> **TASK OBJECTIVE**:
Restate the records in their entirety, word for word.

************

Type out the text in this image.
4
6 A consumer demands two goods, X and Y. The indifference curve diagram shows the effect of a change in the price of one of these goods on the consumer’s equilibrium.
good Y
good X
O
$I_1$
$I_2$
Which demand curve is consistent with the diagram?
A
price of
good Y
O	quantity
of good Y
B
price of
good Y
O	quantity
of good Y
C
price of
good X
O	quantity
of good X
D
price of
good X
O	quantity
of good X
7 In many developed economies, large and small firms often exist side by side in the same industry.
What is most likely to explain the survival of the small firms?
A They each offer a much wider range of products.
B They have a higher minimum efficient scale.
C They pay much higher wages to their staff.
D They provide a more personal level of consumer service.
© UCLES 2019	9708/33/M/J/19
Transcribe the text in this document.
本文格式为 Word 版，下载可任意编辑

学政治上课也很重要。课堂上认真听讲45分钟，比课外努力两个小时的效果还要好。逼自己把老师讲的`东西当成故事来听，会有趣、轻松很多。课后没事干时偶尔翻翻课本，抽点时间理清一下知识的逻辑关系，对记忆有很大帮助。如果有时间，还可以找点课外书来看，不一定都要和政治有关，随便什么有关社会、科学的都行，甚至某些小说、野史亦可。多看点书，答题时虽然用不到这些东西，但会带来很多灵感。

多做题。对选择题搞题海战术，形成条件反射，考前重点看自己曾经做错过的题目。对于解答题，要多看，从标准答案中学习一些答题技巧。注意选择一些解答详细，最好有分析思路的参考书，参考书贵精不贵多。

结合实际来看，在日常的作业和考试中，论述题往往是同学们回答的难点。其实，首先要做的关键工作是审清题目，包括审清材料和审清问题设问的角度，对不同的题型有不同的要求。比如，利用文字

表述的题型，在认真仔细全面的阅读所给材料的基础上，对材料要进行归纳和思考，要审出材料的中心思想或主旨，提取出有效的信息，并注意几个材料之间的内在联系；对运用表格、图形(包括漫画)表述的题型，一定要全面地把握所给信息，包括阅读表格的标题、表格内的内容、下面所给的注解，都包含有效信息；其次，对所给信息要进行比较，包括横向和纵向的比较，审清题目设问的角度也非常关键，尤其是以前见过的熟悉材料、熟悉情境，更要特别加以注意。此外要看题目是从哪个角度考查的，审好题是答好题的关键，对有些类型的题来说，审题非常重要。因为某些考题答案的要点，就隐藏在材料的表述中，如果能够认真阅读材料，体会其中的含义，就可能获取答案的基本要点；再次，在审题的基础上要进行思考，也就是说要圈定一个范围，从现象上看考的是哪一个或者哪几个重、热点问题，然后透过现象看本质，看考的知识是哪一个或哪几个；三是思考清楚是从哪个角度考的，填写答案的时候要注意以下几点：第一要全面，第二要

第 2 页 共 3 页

************

> **EXERCISE RESPONSE**:
Type out the text in this image.
4
6 A consumer demands two goods, X and Y. The indifference curve diagram shows the effect of a change in the price of one of these goods on the consumer’s equilibrium.
good Y
good X
O
$I_1$
$I_2$
Which demand curve is consistent with the diagram?
A
price of
good Y
O	quantity
of good Y
B
price of
good Y
O	quantity
of good Y
C
price of
good X
O	quantity
of good X
D
price of
good X
O	quantity
of good X
7 In many developed economies, large and small firms often exist side by side in the same industry.
What is most likely to explain the survival of the small firms?
A They each offer a much wider range of products.
B They have a higher minimum efficient scale.
C They pay much higher wages to their staff.
D They provide a more personal level of consumer service.
© UCLES 2019	9708/33/M/J/19
Transcribe the text in this document.
本文格式为 Word 版，下载可任意编辑

学政治上课也很重要。课堂上认真听讲45分钟，比课外努力两个小时的效果还要好。逼自己把老师讲的`东西当成故事来听，会有趣、轻松很多。课后没事干时偶尔翻翻课本，抽点时间理清一下知识的逻辑关系，对记忆有很大帮助。如果有时间，还可以找点课外书来看，不一定都要和政治有关，随便什么有关社会、科学的都行，甚至某些小说、野史亦可。多看点书，答题时虽然用不到这些东西，但会带来很多灵感。

多做题。对选择题搞题海战术，形成条件反射，考前重点看自己曾经做错过的题目。对于解答题，要多看，从标准答案中学习一些答题技巧。注意选择一些解答详细，最好有分析思路的参考书，参考书贵精不贵多。

结合实际来看，在日常的作业和考试中，论述题往往是同学们回答的难点。其实，首先要做的关键工作是审清题目，包括审清材料和审清问题设问的角度，对不同的题型有不同的要求。比如，利用文字

表述的题型，在认真仔细全面的阅读所给材料的基础上，对材料要进行归纳和思考，要审出材料的中心思想或主旨，提取出有效的信息，并注意几个材料之间的内在联系；对运用表格、图形(包括漫画)表述的题型，一定要全面地把握所给信息，包括阅读表格的标题、表格内的内容、下面所给的注解，都包含有效信息；其次，对所给信息要进行比较，包括横向和纵向的比较，审清题目设问的角度也非常关键，尤其是以前见过的熟悉材料、熟悉情境，更要特别加以注意。此外要看题目是从哪个角度考查的，审好题是答好题的关键，对有些类型的题来说，审题非常重要。因为某些考题答案的要点，就隐藏在材料的表述中，如果能够认真阅读材料，体会其中的含义，就可能获取答案的基本要点；再次，在审题的基础上要进行思考，也就是说要圈定一个范围，从现象上看考的是哪一个或者哪几个重、热点问题，然后透过现象看本质，看考的知识是哪一个或哪几个；三是思考清楚是从哪个角度考的，填写答案的时候要注意以下几点：第一要全面，第二要

第 2 页 共 3 页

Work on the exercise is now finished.